Print all records exactly, leaving nothing out.

▬▬▬

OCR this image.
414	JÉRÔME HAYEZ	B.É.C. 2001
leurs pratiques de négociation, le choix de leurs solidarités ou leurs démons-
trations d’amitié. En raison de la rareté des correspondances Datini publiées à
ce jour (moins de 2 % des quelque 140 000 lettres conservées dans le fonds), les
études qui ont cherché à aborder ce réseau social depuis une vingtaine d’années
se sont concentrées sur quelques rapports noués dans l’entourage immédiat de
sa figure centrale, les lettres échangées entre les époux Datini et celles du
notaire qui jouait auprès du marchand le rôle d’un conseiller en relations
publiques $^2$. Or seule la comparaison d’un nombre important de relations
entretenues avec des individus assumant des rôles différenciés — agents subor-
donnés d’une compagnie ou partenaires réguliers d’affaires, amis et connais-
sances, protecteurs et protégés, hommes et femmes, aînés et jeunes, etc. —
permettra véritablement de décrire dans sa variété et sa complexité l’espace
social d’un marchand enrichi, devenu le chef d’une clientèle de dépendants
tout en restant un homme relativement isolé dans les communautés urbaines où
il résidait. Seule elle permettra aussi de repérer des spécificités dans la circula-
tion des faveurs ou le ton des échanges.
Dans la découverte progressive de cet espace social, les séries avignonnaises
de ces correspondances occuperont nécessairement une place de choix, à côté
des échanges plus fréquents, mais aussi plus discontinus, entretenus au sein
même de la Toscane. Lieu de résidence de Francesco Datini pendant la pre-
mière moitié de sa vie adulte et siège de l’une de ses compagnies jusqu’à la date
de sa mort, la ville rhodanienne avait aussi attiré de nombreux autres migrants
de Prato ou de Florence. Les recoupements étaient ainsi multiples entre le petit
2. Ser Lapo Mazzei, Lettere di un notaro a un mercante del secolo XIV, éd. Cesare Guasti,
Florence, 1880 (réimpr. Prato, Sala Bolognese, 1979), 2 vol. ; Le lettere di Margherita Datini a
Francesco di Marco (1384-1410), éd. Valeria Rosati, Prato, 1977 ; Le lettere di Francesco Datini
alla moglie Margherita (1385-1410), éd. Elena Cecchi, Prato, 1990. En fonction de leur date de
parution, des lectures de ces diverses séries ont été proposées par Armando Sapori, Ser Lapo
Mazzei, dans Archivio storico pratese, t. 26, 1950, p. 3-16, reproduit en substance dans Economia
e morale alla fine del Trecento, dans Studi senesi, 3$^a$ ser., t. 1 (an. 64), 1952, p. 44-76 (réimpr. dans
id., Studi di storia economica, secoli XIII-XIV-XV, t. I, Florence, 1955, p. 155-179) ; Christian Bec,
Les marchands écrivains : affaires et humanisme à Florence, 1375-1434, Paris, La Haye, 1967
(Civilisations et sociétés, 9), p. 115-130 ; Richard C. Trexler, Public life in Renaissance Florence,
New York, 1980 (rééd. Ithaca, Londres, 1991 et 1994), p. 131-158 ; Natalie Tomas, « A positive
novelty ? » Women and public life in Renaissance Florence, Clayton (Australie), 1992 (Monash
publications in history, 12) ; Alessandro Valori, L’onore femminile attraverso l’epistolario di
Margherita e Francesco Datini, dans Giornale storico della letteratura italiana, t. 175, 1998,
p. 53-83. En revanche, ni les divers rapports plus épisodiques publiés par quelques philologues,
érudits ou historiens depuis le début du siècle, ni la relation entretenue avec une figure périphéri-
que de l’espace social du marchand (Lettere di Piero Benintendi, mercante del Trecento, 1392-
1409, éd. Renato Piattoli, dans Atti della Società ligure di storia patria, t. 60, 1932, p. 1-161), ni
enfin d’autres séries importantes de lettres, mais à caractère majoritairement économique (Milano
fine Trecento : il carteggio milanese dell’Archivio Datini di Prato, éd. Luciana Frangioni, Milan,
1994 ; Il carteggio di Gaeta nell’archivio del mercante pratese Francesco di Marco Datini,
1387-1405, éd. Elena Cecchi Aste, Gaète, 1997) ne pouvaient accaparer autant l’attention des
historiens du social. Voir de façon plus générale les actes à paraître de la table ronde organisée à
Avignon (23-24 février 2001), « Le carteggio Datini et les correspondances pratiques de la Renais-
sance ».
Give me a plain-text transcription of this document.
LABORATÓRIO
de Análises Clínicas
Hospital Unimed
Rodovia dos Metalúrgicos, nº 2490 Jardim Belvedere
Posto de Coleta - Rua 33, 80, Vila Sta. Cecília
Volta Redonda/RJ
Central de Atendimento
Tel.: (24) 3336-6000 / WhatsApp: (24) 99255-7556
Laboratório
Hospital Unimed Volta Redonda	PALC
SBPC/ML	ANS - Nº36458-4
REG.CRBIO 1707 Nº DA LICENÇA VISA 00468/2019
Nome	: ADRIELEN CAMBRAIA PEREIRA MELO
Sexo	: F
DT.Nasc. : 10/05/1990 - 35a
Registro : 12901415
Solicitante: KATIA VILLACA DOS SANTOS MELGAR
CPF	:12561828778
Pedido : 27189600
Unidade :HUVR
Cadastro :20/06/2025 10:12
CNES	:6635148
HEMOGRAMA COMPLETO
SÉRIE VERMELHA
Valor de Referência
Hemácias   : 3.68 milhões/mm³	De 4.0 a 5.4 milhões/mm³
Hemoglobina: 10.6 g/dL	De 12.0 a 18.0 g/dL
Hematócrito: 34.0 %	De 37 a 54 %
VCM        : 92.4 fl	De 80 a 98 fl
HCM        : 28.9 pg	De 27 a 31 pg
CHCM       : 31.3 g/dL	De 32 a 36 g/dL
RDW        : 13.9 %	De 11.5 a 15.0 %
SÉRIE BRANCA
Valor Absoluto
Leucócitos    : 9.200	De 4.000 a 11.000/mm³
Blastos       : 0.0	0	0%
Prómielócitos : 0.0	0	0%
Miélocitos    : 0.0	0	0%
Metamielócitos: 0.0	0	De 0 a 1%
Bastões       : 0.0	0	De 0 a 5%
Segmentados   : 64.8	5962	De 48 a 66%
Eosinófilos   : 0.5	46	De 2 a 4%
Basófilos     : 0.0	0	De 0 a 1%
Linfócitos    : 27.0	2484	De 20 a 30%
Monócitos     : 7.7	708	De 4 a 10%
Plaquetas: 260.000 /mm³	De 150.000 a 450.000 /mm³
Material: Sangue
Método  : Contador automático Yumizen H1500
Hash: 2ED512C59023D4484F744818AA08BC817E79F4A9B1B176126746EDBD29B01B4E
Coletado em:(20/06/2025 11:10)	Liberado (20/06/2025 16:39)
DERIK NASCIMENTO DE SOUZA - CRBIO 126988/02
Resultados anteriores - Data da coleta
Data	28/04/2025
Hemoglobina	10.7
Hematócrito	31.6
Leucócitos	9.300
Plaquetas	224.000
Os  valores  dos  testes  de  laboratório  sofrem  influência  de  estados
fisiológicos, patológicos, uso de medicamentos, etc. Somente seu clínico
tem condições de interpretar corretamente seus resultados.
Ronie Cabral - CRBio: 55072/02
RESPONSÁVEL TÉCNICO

▬▬▬

RESULT:
OCR this image.
414	JÉRÔME HAYEZ	B.É.C. 2001
leurs pratiques de négociation, le choix de leurs solidarités ou leurs démons-
trations d’amitié. En raison de la rareté des correspondances Datini publiées à
ce jour (moins de 2 % des quelque 140 000 lettres conservées dans le fonds), les
études qui ont cherché à aborder ce réseau social depuis une vingtaine d’années
se sont concentrées sur quelques rapports noués dans l’entourage immédiat de
sa figure centrale, les lettres échangées entre les époux Datini et celles du
notaire qui jouait auprès du marchand le rôle d’un conseiller en relations
publiques $^2$. Or seule la comparaison d’un nombre important de relations
entretenues avec des individus assumant des rôles différenciés — agents subor-
donnés d’une compagnie ou partenaires réguliers d’affaires, amis et connais-
sances, protecteurs et protégés, hommes et femmes, aînés et jeunes, etc. —
permettra véritablement de décrire dans sa variété et sa complexité l’espace
social d’un marchand enrichi, devenu le chef d’une clientèle de dépendants
tout en restant un homme relativement isolé dans les communautés urbaines où
il résidait. Seule elle permettra aussi de repérer des spécificités dans la circula-
tion des faveurs ou le ton des échanges.
Dans la découverte progressive de cet espace social, les séries avignonnaises
de ces correspondances occuperont nécessairement une place de choix, à côté
des échanges plus fréquents, mais aussi plus discontinus, entretenus au sein
même de la Toscane. Lieu de résidence de Francesco Datini pendant la pre-
mière moitié de sa vie adulte et siège de l’une de ses compagnies jusqu’à la date
de sa mort, la ville rhodanienne avait aussi attiré de nombreux autres migrants
de Prato ou de Florence. Les recoupements étaient ainsi multiples entre le petit
2. Ser Lapo Mazzei, Lettere di un notaro a un mercante del secolo XIV, éd. Cesare Guasti,
Florence, 1880 (réimpr. Prato, Sala Bolognese, 1979), 2 vol. ; Le lettere di Margherita Datini a
Francesco di Marco (1384-1410), éd. Valeria Rosati, Prato, 1977 ; Le lettere di Francesco Datini
alla moglie Margherita (1385-1410), éd. Elena Cecchi, Prato, 1990. En fonction de leur date de
parution, des lectures de ces diverses séries ont été proposées par Armando Sapori, Ser Lapo
Mazzei, dans Archivio storico pratese, t. 26, 1950, p. 3-16, reproduit en substance dans Economia
e morale alla fine del Trecento, dans Studi senesi, 3$^a$ ser., t. 1 (an. 64), 1952, p. 44-76 (réimpr. dans
id., Studi di storia economica, secoli XIII-XIV-XV, t. I, Florence, 1955, p. 155-179) ; Christian Bec,
Les marchands écrivains : affaires et humanisme à Florence, 1375-1434, Paris, La Haye, 1967
(Civilisations et sociétés, 9), p. 115-130 ; Richard C. Trexler, Public life in Renaissance Florence,
New York, 1980 (rééd. Ithaca, Londres, 1991 et 1994), p. 131-158 ; Natalie Tomas, « A positive
novelty ? » Women and public life in Renaissance Florence, Clayton (Australie), 1992 (Monash
publications in history, 12) ; Alessandro Valori, L’onore femminile attraverso l’epistolario di
Margherita e Francesco Datini, dans Giornale storico della letteratura italiana, t. 175, 1998,
p. 53-83. En revanche, ni les divers rapports plus épisodiques publiés par quelques philologues,
érudits ou historiens depuis le début du siècle, ni la relation entretenue avec une figure périphéri-
que de l’espace social du marchand (Lettere di Piero Benintendi, mercante del Trecento, 1392-
1409, éd. Renato Piattoli, dans Atti della Società ligure di storia patria, t. 60, 1932, p. 1-161), ni
enfin d’autres séries importantes de lettres, mais à caractère majoritairement économique (Milano
fine Trecento : il carteggio milanese dell’Archivio Datini di Prato, éd. Luciana Frangioni, Milan,
1994 ; Il carteggio di Gaeta nell’archivio del mercante pratese Francesco di Marco Datini,
1387-1405, éd. Elena Cecchi Aste, Gaète, 1997) ne pouvaient accaparer autant l’attention des
historiens du social. Voir de façon plus générale les actes à paraître de la table ronde organisée à
Avignon (23-24 février 2001), « Le carteggio Datini et les correspondances pratiques de la Renais-
sance ».
Give me a plain-text transcription of this document.
LABORATÓRIO
de Análises Clínicas
Hospital Unimed
Rodovia dos Metalúrgicos, nº 2490 Jardim Belvedere
Posto de Coleta - Rua 33, 80, Vila Sta. Cecília
Volta Redonda/RJ
Central de Atendimento
Tel.: (24) 3336-6000 / WhatsApp: (24) 99255-7556
Laboratório
Hospital Unimed Volta Redonda	PALC
SBPC/ML	ANS - Nº36458-4
REG.CRBIO 1707 Nº DA LICENÇA VISA 00468/2019
Nome	: ADRIELEN CAMBRAIA PEREIRA MELO
Sexo	: F
DT.Nasc. : 10/05/1990 - 35a
Registro : 12901415
Solicitante: KATIA VILLACA DOS SANTOS MELGAR
CPF	:12561828778
Pedido : 27189600
Unidade :HUVR
Cadastro :20/06/2025 10:12
CNES	:6635148
HEMOGRAMA COMPLETO
SÉRIE VERMELHA
Valor de Referência
Hemácias   : 3.68 milhões/mm³	De 4.0 a 5.4 milhões/mm³
Hemoglobina: 10.6 g/dL	De 12.0 a 18.0 g/dL
Hematócrito: 34.0 %	De 37 a 54 %
VCM        : 92.4 fl	De 80 a 98 fl
HCM        : 28.9 pg	De 27 a 31 pg
CHCM       : 31.3 g/dL	De 32 a 36 g/dL
RDW        : 13.9 %	De 11.5 a 15.0 %
SÉRIE BRANCA
Valor Absoluto
Leucócitos    : 9.200	De 4.000 a 11.000/mm³
Blastos       : 0.0	0	0%
Prómielócitos : 0.0	0	0%
Miélocitos    : 0.0	0	0%
Metamielócitos: 0.0	0	De 0 a 1%
Bastões       : 0.0	0	De 0 a 5%
Segmentados   : 64.8	5962	De 48 a 66%
Eosinófilos   : 0.5	46	De 2 a 4%
Basófilos     : 0.0	0	De 0 a 1%
Linfócitos    : 27.0	2484	De 20 a 30%
Monócitos     : 7.7	708	De 4 a 10%
Plaquetas: 260.000 /mm³	De 150.000 a 450.000 /mm³
Material: Sangue
Método  : Contador automático Yumizen H1500
Hash: 2ED512C59023D4484F744818AA08BC817E79F4A9B1B176126746EDBD29B01B4E
Coletado em:(20/06/2025 11:10)	Liberado (20/06/2025 16:39)
DERIK NASCIMENTO DE SOUZA - CRBIO 126988/02
Resultados anteriores - Data da coleta
Data	28/04/2025
Hemoglobina	10.7
Hematócrito	31.6
Leucócitos	9.300
Plaquetas	224.000
Os  valores  dos  testes  de  laboratório  sofrem  influência  de  estados
fisiológicos, patológicos, uso de medicamentos, etc. Somente seu clínico
tem condições de interpretar corretamente seus resultados.
Ronie Cabral - CRBio: 55072/02
RESPONSÁVEL TÉCNICO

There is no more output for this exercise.